* **Data to process**:
⁂

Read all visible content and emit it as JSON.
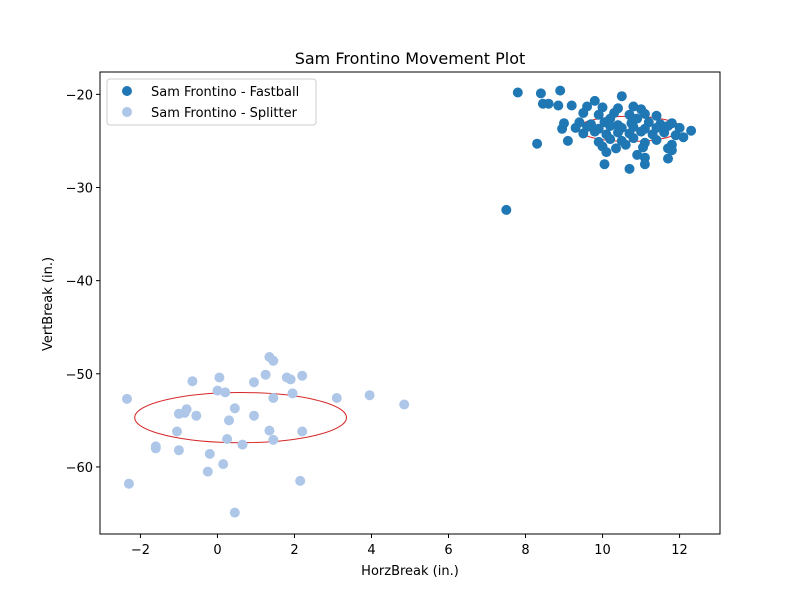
{
  "chart_data": {
    "type": "scatter",
    "title": "Sam Frontino Movement Plot",
    "xlabel": "HorzBreak (in.)",
    "ylabel": "VertBreak (in.)",
    "xlim": [
      -3.05,
      13.05
    ],
    "ylim": [
      -67.2,
      -17.6
    ],
    "xticks": [
      -2,
      0,
      2,
      4,
      6,
      8,
      10,
      12
    ],
    "yticks": [
      -20,
      -30,
      -40,
      -50,
      -60
    ],
    "xtick_labels": [
      "−2",
      "0",
      "2",
      "4",
      "6",
      "8",
      "10",
      "12"
    ],
    "ytick_labels": [
      "−20",
      "−30",
      "−40",
      "−50",
      "−60"
    ],
    "grid": false,
    "legend_position": "top-left",
    "series": [
      {
        "name": "Sam Frontino - Fastball",
        "color": "#1f77b4",
        "points": [
          [
            7.8,
            -19.8
          ],
          [
            8.4,
            -19.9
          ],
          [
            8.9,
            -19.6
          ],
          [
            9.8,
            -20.7
          ],
          [
            10.5,
            -20.2
          ],
          [
            8.45,
            -21.0
          ],
          [
            8.6,
            -21.0
          ],
          [
            8.85,
            -21.2
          ],
          [
            9.2,
            -21.2
          ],
          [
            9.6,
            -21.3
          ],
          [
            10.0,
            -21.4
          ],
          [
            10.4,
            -21.5
          ],
          [
            10.8,
            -21.3
          ],
          [
            11.0,
            -21.6
          ],
          [
            9.5,
            -22.0
          ],
          [
            9.9,
            -22.2
          ],
          [
            10.3,
            -22.0
          ],
          [
            10.7,
            -22.2
          ],
          [
            11.1,
            -22.1
          ],
          [
            11.4,
            -22.3
          ],
          [
            10.2,
            -22.6
          ],
          [
            10.9,
            -22.6
          ],
          [
            9.0,
            -23.1
          ],
          [
            9.4,
            -23.0
          ],
          [
            9.7,
            -23.2
          ],
          [
            10.05,
            -23.0
          ],
          [
            10.4,
            -23.3
          ],
          [
            10.75,
            -23.1
          ],
          [
            11.2,
            -23.0
          ],
          [
            11.5,
            -23.2
          ],
          [
            11.8,
            -23.1
          ],
          [
            8.95,
            -23.7
          ],
          [
            9.3,
            -23.6
          ],
          [
            9.6,
            -23.5
          ],
          [
            9.9,
            -23.7
          ],
          [
            10.2,
            -23.4
          ],
          [
            10.5,
            -23.6
          ],
          [
            10.8,
            -23.5
          ],
          [
            11.1,
            -23.7
          ],
          [
            11.4,
            -23.6
          ],
          [
            11.7,
            -23.4
          ],
          [
            12.0,
            -23.6
          ],
          [
            12.3,
            -23.9
          ],
          [
            9.5,
            -24.2
          ],
          [
            9.8,
            -24.0
          ],
          [
            10.1,
            -24.3
          ],
          [
            10.4,
            -24.1
          ],
          [
            10.7,
            -24.2
          ],
          [
            11.0,
            -24.0
          ],
          [
            11.3,
            -24.3
          ],
          [
            11.6,
            -24.1
          ],
          [
            11.9,
            -24.4
          ],
          [
            12.1,
            -24.6
          ],
          [
            9.1,
            -25.0
          ],
          [
            9.9,
            -25.1
          ],
          [
            10.2,
            -24.8
          ],
          [
            10.5,
            -25.0
          ],
          [
            10.8,
            -24.7
          ],
          [
            11.1,
            -25.2
          ],
          [
            11.4,
            -24.9
          ],
          [
            11.8,
            -25.4
          ],
          [
            8.3,
            -25.3
          ],
          [
            10.0,
            -25.6
          ],
          [
            10.35,
            -25.8
          ],
          [
            10.6,
            -25.4
          ],
          [
            11.05,
            -25.7
          ],
          [
            11.7,
            -25.8
          ],
          [
            10.1,
            -26.2
          ],
          [
            10.9,
            -26.5
          ],
          [
            11.8,
            -26.0
          ],
          [
            11.1,
            -26.8
          ],
          [
            11.7,
            -26.9
          ],
          [
            10.05,
            -27.5
          ],
          [
            11.1,
            -27.5
          ],
          [
            10.7,
            -28.0
          ],
          [
            7.5,
            -32.4
          ]
        ]
      },
      {
        "name": "Sam Frontino - Splitter",
        "color": "#aec7e8",
        "points": [
          [
            1.35,
            -48.2
          ],
          [
            1.45,
            -48.6
          ],
          [
            -0.65,
            -50.8
          ],
          [
            0.05,
            -50.4
          ],
          [
            0.95,
            -50.9
          ],
          [
            1.25,
            -50.1
          ],
          [
            1.8,
            -50.4
          ],
          [
            1.9,
            -50.6
          ],
          [
            2.2,
            -50.2
          ],
          [
            0.0,
            -51.8
          ],
          [
            0.2,
            -52.0
          ],
          [
            1.95,
            -52.1
          ],
          [
            -2.35,
            -52.7
          ],
          [
            1.45,
            -52.6
          ],
          [
            3.1,
            -52.6
          ],
          [
            3.95,
            -52.3
          ],
          [
            4.85,
            -53.3
          ],
          [
            -0.8,
            -53.8
          ],
          [
            -1.0,
            -54.3
          ],
          [
            -0.85,
            -54.2
          ],
          [
            -0.55,
            -54.5
          ],
          [
            0.45,
            -53.7
          ],
          [
            0.95,
            -54.5
          ],
          [
            0.3,
            -55.0
          ],
          [
            -1.05,
            -56.2
          ],
          [
            1.35,
            -56.1
          ],
          [
            2.2,
            -56.2
          ],
          [
            0.25,
            -57.0
          ],
          [
            1.45,
            -57.1
          ],
          [
            0.65,
            -57.6
          ],
          [
            -1.6,
            -57.8
          ],
          [
            -1.6,
            -58.0
          ],
          [
            -1.0,
            -58.2
          ],
          [
            -0.2,
            -58.6
          ],
          [
            0.15,
            -59.7
          ],
          [
            -0.25,
            -60.5
          ],
          [
            2.15,
            -61.5
          ],
          [
            -2.3,
            -61.8
          ],
          [
            0.45,
            -64.9
          ]
        ]
      }
    ],
    "ellipses": [
      {
        "series": "Sam Frontino - Fastball",
        "color": "#d62728",
        "cx": 10.7,
        "cy": -23.7,
        "rx": 1.35,
        "ry": 1.35
      },
      {
        "series": "Sam Frontino - Splitter",
        "color": "#d62728",
        "cx": 0.6,
        "cy": -54.7,
        "rx": 2.75,
        "ry": 2.7
      }
    ]
  }
}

⁂

* **Exercise objective**: Extract every line containing the string "Fastball" from the data above.

* **Correct answer**:
        "name": "Sam Frontino - Fastball",
        "series": "Sam Frontino - Fastball",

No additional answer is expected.